• WHAT IS BEING ASKED:
Identify and reproduce every line holding the string "title".

• DATA SUPPLIED:
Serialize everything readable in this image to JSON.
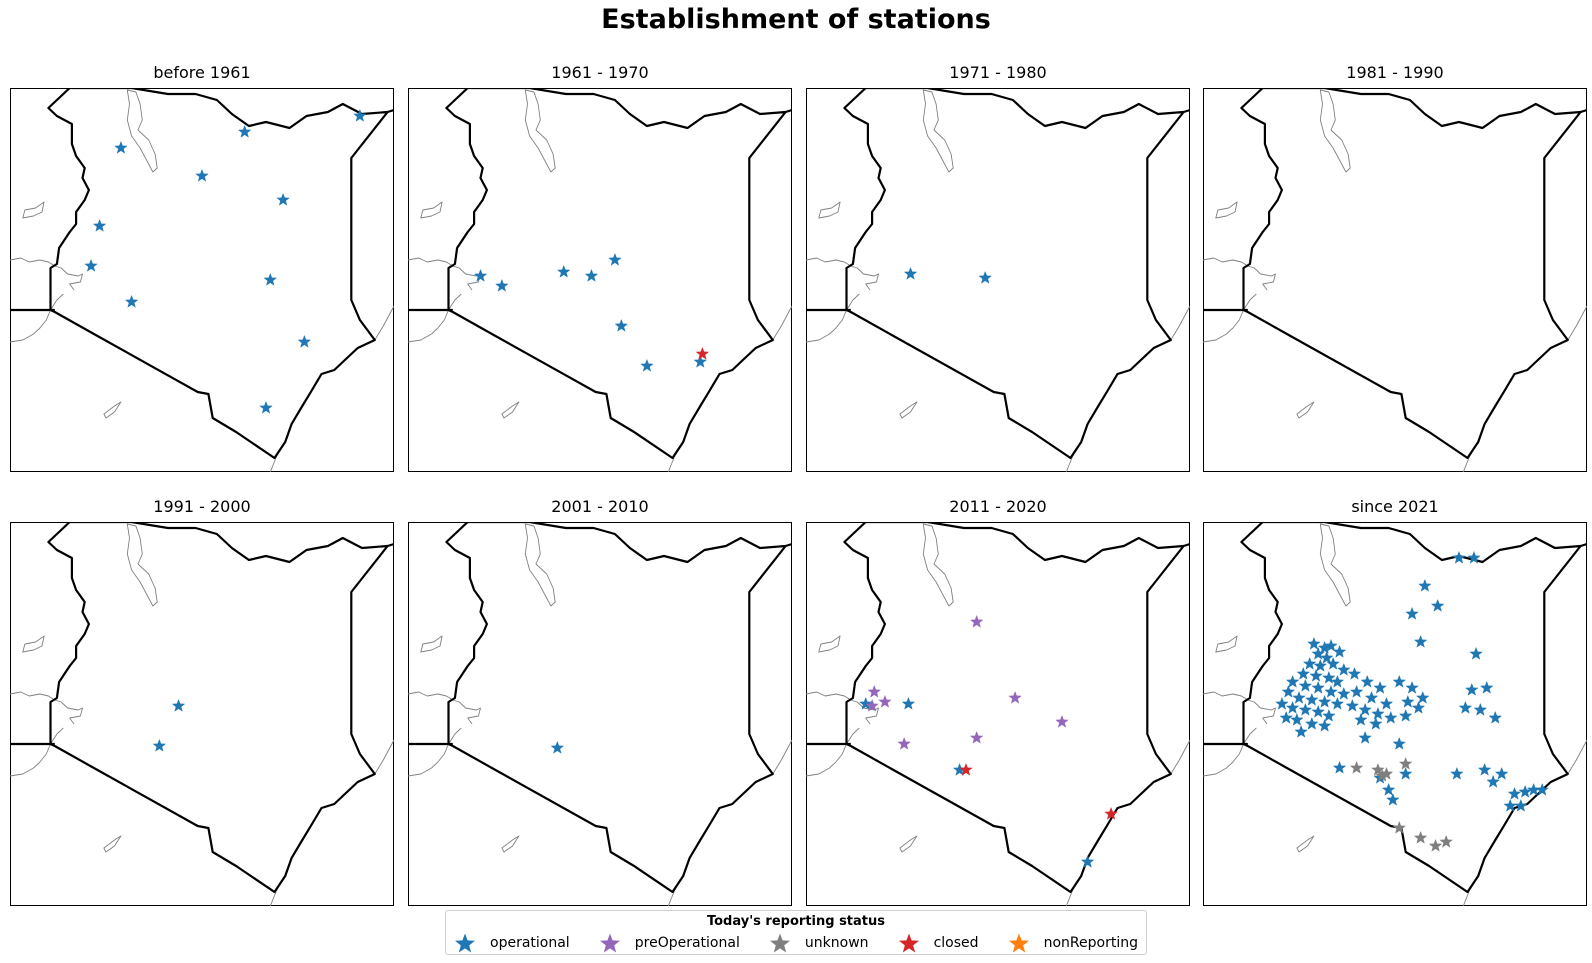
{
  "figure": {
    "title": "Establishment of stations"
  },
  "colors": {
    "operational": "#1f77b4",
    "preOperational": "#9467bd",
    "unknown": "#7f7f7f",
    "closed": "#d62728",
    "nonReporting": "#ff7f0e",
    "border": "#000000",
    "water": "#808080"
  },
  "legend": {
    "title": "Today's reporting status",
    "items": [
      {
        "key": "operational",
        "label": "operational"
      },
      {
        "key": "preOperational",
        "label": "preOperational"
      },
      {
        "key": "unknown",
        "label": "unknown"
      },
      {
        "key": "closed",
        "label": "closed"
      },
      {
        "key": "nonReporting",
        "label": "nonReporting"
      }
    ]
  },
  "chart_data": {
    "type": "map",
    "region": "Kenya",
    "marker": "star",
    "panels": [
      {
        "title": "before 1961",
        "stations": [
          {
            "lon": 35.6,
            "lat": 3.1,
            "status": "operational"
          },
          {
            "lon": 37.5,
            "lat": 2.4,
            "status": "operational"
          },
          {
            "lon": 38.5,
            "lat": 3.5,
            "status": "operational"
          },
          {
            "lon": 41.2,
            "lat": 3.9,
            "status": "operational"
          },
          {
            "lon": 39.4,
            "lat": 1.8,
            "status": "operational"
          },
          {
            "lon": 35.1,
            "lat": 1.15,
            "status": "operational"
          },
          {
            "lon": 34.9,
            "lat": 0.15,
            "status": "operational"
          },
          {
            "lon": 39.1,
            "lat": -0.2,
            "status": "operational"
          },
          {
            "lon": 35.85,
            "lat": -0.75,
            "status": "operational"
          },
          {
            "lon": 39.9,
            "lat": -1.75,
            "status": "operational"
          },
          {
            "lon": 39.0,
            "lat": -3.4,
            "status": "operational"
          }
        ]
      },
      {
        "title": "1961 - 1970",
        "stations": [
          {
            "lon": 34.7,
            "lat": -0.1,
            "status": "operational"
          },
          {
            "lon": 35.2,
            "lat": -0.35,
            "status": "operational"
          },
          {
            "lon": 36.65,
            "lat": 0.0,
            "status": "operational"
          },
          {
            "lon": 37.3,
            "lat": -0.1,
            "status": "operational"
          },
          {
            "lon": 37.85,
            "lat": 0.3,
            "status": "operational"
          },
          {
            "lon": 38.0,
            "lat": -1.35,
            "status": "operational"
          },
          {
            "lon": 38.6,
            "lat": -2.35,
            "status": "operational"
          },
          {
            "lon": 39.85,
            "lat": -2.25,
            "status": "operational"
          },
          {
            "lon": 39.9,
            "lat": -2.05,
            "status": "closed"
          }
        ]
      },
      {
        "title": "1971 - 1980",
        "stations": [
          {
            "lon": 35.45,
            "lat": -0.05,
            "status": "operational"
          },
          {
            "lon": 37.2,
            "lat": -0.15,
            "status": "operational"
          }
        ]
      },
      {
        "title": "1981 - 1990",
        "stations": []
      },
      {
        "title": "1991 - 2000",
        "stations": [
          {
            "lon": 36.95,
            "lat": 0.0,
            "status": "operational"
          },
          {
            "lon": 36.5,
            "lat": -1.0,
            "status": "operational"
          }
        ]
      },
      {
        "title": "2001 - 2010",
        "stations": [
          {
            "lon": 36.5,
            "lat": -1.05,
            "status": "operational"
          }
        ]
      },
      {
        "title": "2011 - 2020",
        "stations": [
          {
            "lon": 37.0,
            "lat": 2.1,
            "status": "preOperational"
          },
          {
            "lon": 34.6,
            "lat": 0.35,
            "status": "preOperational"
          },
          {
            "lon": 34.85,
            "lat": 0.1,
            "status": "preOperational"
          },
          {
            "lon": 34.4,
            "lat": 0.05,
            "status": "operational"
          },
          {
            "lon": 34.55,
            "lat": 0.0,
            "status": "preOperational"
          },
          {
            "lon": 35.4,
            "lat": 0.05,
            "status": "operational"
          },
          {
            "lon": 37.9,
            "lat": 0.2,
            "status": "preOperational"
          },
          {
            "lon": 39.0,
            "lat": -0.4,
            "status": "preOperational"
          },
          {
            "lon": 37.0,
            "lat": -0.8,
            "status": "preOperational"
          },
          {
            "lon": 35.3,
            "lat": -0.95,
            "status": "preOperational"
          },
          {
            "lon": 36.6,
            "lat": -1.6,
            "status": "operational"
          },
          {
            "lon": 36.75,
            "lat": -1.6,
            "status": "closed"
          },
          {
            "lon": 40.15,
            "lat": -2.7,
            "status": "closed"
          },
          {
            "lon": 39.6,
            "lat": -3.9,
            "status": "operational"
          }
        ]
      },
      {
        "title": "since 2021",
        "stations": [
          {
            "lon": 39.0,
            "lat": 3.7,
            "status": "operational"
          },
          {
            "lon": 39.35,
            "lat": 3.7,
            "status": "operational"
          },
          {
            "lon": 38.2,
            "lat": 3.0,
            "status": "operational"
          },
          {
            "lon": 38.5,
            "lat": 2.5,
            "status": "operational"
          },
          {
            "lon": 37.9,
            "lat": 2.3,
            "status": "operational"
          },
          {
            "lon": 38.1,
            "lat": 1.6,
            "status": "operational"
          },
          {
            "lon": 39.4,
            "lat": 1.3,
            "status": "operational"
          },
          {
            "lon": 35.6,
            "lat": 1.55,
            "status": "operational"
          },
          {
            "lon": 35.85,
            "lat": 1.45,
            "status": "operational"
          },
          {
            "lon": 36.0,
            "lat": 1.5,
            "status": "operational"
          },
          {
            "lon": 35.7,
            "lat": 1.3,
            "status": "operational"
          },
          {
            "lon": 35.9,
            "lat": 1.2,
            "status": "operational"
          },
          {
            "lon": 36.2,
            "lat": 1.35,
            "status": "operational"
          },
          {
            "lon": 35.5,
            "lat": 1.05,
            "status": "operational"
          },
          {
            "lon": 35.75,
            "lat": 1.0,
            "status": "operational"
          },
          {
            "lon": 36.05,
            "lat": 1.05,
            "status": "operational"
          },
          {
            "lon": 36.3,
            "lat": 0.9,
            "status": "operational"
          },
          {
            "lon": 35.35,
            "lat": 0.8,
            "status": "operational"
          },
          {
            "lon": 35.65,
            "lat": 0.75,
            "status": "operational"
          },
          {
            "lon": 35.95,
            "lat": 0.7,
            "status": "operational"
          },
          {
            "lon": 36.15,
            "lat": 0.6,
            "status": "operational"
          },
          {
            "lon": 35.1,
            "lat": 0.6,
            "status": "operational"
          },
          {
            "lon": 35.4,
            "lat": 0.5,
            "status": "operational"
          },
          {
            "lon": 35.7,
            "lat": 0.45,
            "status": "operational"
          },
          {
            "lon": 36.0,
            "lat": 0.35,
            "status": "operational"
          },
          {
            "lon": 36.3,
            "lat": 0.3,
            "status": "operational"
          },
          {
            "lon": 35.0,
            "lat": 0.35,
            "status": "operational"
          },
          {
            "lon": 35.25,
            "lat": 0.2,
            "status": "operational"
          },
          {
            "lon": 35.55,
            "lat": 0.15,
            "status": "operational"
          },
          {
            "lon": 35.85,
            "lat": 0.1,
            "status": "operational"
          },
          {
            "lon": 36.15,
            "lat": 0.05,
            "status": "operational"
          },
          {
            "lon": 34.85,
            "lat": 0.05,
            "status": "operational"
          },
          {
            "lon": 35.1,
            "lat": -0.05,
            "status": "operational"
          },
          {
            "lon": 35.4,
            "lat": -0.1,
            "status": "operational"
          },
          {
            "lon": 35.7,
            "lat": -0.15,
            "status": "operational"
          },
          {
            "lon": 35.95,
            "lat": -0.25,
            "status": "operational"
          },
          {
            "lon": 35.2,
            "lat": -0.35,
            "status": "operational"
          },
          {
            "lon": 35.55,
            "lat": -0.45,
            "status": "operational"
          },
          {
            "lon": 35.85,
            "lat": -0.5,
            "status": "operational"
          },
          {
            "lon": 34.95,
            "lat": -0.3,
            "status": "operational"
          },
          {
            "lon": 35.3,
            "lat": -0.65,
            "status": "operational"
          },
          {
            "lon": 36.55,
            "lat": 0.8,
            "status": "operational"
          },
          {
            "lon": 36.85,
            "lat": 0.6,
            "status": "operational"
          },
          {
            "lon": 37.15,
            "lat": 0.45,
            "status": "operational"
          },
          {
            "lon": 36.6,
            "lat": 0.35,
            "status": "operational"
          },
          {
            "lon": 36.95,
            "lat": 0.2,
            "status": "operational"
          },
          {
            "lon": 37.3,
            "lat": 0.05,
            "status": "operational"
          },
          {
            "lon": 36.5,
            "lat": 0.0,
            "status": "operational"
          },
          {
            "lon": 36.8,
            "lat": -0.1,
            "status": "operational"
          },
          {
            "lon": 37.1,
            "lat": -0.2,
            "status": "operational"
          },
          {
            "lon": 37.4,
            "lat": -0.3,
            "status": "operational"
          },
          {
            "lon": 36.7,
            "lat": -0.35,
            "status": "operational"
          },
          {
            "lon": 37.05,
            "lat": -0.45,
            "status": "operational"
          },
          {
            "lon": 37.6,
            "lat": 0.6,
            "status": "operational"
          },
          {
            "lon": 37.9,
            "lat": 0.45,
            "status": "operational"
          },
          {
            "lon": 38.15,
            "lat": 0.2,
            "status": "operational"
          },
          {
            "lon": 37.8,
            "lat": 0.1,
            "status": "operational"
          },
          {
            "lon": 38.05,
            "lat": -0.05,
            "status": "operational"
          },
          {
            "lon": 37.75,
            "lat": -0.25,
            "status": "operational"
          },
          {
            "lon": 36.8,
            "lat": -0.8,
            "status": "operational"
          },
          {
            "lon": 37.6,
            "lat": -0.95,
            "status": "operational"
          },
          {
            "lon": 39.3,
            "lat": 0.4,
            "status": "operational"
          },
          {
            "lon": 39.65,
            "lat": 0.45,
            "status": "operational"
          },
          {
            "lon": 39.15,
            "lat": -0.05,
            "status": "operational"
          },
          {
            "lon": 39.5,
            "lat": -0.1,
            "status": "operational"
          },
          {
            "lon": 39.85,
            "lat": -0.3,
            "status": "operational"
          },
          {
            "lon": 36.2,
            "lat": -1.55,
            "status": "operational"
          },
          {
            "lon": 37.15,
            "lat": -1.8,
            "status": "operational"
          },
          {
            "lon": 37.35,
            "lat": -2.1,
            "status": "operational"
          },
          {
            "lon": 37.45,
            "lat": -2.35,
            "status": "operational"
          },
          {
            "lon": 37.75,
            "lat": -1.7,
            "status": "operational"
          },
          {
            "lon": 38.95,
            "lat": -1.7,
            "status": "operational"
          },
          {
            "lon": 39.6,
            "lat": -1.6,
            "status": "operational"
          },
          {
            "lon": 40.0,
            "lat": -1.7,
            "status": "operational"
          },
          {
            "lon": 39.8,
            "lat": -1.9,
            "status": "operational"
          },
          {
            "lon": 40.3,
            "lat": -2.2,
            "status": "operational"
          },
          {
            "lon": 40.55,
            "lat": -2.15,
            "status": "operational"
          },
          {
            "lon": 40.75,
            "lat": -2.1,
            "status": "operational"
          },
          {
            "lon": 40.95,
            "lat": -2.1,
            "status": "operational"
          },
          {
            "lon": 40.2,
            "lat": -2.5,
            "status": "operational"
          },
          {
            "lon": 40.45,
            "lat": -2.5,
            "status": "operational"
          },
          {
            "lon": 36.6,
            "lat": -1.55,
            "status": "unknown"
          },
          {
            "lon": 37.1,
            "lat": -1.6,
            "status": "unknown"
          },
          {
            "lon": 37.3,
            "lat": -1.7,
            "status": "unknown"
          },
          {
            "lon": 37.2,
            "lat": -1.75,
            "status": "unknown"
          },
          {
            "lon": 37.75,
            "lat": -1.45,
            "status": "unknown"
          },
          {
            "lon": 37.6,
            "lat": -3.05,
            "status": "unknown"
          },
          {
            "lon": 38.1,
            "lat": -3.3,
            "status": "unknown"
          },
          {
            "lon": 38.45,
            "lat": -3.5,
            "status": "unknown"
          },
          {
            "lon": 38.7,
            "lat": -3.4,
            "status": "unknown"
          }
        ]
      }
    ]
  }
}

• PROBLEM SOLUTION:
    "title": "Establishment of stations"
    "title": "Today's reporting status",
        "title": "before 1961",
        "title": "1961 - 1970",
        "title": "1971 - 1980",
        "title": "1981 - 1990",
        "title": "1991 - 2000",
        "title": "2001 - 2010",
        "title": "2011 - 2020",
        "title": "since 2021",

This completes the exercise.